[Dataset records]
* Begin *
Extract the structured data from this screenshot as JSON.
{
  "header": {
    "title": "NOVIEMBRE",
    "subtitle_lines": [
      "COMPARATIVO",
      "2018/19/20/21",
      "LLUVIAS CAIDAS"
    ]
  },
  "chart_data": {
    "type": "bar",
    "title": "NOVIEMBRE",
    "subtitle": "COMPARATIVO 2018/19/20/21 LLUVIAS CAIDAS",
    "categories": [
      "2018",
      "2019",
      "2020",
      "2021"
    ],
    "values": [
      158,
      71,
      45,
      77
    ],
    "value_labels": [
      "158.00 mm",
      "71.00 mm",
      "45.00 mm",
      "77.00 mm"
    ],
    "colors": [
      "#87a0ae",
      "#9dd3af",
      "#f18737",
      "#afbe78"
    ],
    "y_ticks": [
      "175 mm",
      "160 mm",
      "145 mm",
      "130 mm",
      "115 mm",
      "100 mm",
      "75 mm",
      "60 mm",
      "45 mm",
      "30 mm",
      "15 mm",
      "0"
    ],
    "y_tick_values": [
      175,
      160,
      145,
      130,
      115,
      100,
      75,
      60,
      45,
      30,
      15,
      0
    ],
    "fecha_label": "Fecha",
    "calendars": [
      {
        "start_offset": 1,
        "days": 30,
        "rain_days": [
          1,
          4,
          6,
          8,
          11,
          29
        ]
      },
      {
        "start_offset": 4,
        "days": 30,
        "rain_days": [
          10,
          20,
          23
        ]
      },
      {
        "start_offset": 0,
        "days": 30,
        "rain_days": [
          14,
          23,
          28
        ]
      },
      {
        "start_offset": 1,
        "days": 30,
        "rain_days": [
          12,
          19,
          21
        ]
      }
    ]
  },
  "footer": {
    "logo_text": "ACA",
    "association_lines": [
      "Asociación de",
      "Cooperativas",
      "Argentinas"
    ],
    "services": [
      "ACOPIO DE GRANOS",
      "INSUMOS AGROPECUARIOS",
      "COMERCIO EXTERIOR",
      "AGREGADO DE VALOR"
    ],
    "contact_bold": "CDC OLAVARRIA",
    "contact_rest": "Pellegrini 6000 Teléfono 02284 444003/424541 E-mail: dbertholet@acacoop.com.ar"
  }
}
* End *
■ WORK TO DO
Using the listing above, show every line that includes the string "COMPARATIVO".

■ EXERCISE RESULT
      "COMPARATIVO",
    "subtitle": "COMPARATIVO 2018/19/20/21 LLUVIAS CAIDAS",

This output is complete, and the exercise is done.